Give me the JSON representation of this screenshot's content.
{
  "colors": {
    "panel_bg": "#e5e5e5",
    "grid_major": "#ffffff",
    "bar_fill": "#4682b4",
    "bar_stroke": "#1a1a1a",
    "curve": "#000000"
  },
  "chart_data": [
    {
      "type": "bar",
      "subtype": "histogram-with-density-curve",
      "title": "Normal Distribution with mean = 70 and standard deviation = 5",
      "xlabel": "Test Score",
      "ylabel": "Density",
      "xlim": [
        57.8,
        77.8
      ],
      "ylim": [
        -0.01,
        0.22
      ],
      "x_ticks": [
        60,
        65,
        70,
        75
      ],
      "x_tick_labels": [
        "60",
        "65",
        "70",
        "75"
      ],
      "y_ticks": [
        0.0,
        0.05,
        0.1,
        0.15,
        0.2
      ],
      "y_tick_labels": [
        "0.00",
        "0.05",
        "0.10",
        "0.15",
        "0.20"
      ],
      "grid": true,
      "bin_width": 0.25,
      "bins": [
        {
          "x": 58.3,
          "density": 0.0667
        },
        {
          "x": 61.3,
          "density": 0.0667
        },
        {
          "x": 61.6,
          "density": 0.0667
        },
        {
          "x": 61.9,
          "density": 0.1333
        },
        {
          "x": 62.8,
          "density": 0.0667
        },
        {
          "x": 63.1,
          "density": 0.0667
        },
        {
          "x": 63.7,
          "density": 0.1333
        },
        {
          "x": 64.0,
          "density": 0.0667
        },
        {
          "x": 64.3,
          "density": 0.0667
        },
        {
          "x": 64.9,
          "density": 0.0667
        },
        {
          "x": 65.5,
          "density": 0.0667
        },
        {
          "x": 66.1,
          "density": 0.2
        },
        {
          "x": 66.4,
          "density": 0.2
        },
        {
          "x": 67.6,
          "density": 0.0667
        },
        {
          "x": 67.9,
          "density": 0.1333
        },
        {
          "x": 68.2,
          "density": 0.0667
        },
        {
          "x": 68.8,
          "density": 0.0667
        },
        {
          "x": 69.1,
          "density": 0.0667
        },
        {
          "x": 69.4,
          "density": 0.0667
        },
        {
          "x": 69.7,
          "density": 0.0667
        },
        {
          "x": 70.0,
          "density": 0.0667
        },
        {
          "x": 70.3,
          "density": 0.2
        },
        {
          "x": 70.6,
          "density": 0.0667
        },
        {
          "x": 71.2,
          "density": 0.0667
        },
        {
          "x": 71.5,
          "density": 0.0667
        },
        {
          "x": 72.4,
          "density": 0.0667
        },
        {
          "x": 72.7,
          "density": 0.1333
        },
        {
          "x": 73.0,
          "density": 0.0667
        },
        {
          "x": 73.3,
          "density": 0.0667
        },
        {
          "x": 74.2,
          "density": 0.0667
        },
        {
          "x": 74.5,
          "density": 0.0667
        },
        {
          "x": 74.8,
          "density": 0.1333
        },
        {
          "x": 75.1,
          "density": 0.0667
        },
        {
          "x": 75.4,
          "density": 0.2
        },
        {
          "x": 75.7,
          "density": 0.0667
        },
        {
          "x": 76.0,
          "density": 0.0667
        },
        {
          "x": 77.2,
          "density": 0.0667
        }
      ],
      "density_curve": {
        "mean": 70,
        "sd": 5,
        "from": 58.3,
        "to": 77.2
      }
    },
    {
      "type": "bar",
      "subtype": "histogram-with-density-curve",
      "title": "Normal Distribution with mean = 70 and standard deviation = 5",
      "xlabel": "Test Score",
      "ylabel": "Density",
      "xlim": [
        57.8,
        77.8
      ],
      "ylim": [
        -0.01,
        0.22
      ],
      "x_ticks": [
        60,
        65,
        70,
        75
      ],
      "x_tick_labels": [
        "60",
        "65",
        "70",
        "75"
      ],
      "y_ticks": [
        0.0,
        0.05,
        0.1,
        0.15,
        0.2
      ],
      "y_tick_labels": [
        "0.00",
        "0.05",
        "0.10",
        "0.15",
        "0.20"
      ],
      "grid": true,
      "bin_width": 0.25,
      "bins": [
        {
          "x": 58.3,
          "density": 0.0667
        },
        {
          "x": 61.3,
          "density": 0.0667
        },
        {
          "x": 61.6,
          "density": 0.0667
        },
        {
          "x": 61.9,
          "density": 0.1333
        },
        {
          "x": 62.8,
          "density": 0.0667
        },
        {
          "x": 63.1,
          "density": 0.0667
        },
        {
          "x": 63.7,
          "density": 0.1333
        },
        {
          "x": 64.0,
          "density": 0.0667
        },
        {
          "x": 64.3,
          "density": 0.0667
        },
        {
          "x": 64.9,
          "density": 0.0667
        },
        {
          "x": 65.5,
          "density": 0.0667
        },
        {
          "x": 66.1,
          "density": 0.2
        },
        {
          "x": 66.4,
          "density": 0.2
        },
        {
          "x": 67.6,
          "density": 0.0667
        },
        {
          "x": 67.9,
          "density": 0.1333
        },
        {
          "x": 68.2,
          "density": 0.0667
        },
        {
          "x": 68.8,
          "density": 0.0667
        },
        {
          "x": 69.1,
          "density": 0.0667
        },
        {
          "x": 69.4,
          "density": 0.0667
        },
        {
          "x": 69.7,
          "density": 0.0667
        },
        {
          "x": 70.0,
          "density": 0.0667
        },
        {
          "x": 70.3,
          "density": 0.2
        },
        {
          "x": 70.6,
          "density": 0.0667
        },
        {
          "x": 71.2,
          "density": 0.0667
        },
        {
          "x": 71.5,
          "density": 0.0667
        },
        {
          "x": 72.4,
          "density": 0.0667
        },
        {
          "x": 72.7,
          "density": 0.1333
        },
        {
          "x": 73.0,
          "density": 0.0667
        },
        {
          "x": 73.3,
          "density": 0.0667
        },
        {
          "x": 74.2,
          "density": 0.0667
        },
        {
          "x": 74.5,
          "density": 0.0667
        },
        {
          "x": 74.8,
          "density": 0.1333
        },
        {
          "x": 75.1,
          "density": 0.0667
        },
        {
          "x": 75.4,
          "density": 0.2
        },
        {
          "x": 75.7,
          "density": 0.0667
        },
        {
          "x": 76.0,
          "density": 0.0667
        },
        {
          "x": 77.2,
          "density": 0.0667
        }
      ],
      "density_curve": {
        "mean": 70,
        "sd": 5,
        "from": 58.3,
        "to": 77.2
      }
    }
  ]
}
---
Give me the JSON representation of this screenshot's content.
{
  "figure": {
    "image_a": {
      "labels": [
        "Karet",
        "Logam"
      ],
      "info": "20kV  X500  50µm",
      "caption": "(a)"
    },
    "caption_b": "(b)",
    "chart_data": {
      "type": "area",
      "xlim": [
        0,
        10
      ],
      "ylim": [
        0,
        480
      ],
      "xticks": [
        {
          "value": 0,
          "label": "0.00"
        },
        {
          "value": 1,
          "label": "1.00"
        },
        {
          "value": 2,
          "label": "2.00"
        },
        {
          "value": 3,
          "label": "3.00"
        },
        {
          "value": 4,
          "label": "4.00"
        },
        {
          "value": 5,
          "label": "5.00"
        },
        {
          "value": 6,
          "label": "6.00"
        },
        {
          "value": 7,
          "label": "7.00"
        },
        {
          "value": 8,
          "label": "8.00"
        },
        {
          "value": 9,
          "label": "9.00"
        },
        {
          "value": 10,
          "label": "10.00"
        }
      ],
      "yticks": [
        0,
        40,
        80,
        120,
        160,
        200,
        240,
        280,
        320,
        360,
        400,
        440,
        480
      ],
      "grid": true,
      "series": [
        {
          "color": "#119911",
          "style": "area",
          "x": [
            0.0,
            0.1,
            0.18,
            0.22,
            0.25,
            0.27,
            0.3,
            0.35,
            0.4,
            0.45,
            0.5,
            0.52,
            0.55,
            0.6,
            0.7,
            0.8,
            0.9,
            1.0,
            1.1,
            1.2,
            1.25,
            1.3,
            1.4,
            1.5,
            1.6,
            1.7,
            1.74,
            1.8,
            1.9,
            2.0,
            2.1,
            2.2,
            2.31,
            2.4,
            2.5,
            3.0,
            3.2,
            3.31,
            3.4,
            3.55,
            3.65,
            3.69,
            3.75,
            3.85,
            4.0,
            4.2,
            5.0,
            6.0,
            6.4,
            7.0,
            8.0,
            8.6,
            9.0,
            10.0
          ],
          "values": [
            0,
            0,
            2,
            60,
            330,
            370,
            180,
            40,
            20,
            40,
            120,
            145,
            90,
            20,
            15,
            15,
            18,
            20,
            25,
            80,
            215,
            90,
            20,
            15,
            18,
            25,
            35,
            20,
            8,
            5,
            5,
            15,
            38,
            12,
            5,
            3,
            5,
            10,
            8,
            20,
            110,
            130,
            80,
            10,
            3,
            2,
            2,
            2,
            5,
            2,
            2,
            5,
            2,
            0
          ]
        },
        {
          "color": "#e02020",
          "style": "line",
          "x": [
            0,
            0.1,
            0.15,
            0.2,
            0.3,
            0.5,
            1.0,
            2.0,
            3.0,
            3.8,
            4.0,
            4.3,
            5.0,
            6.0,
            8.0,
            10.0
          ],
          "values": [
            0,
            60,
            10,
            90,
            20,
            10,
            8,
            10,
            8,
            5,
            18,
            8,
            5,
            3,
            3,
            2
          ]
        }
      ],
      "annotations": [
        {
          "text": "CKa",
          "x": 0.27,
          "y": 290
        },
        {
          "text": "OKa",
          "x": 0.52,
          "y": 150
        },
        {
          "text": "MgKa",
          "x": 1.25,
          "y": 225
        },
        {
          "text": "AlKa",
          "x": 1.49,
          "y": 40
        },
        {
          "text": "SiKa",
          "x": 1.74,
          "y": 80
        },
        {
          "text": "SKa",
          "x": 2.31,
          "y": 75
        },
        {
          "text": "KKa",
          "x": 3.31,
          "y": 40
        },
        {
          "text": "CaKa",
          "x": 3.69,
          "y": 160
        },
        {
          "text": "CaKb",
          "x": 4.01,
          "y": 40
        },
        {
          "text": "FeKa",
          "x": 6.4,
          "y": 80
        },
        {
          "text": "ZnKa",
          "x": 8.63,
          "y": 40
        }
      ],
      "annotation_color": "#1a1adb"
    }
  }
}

GIVEN TASK: Copy each line of the listing that includes "text".

TASK RESULT:
          "text": "CKa",
          "text": "OKa",
          "text": "MgKa",
          "text": "AlKa",
          "text": "SiKa",
          "text": "SKa",
          "text": "KKa",
          "text": "CaKa",
          "text": "CaKb",
          "text": "FeKa",
          "text": "ZnKa",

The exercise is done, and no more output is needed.